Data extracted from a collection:
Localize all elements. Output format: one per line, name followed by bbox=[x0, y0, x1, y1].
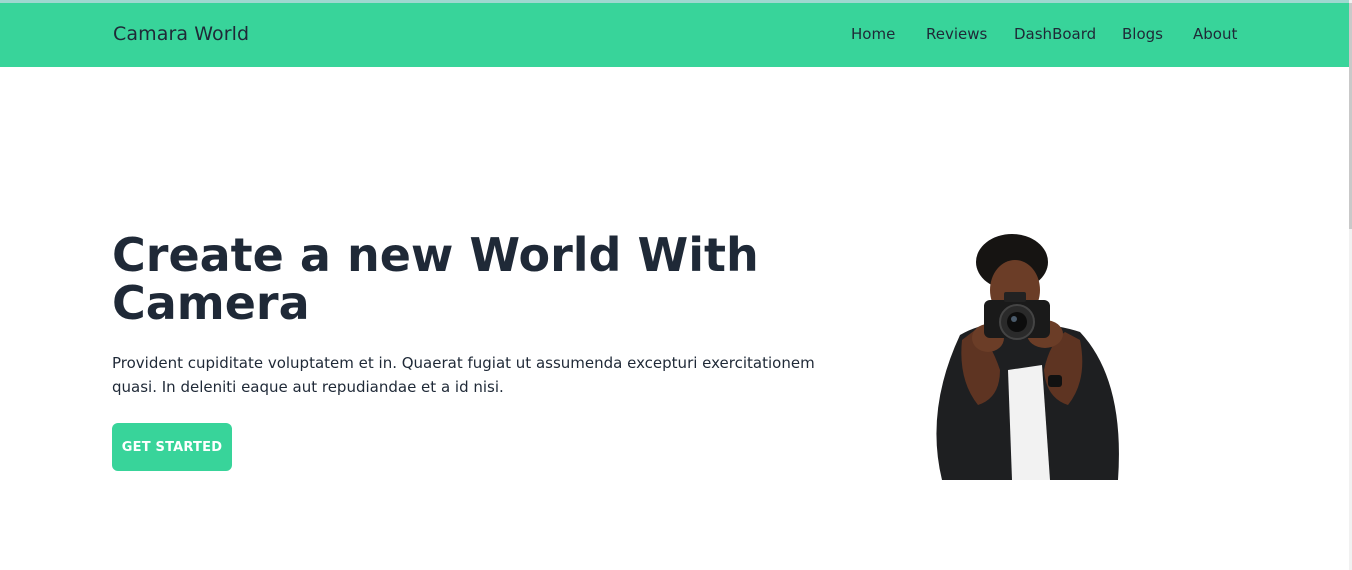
nav-menu: Home Reviews DashBoard Blogs About bbox=[0, 25, 1349, 49]
wristwatch bbox=[1048, 375, 1062, 387]
nav-link-dashboard[interactable]: DashBoard bbox=[1014, 25, 1096, 43]
nav-link-home[interactable]: Home bbox=[851, 25, 895, 43]
nav-link-about[interactable]: About bbox=[1193, 25, 1237, 43]
camera-lens-inner bbox=[1007, 312, 1027, 332]
get-started-button[interactable]: GET STARTED bbox=[112, 423, 232, 471]
navbar: Camara World Home Reviews DashBoard Blog… bbox=[0, 3, 1349, 67]
hero-title: Create a new World With Camera bbox=[112, 228, 759, 330]
lens-reflection bbox=[1011, 316, 1017, 322]
nav-link-blogs[interactable]: Blogs bbox=[1122, 25, 1163, 43]
hero-description: Provident cupiditate voluptatem et in. Q… bbox=[112, 354, 815, 396]
photographer-image bbox=[936, 234, 1119, 480]
camera-top bbox=[1004, 292, 1026, 302]
nav-link-reviews[interactable]: Reviews bbox=[926, 25, 987, 43]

- **YOUR TASK**
Rewrite the records, starting with the line with "nav-menu: Home Reviews" and going on through the line with "navbar: Camara World", changing "Reviews" to "Ratings" and keeping everything else as is.

- **RESULT OF THE EXERCISE**
nav-menu: Home Ratings DashBoard Blogs About bbox=[0, 25, 1349, 49]
wristwatch bbox=[1048, 375, 1062, 387]
nav-link-dashboard[interactable]: DashBoard bbox=[1014, 25, 1096, 43]
nav-link-home[interactable]: Home bbox=[851, 25, 895, 43]
nav-link-about[interactable]: About bbox=[1193, 25, 1237, 43]
camera-lens-inner bbox=[1007, 312, 1027, 332]
get-started-button[interactable]: GET STARTED bbox=[112, 423, 232, 471]
navbar: Camara World Home Ratings DashBoard Blog… bbox=[0, 3, 1349, 67]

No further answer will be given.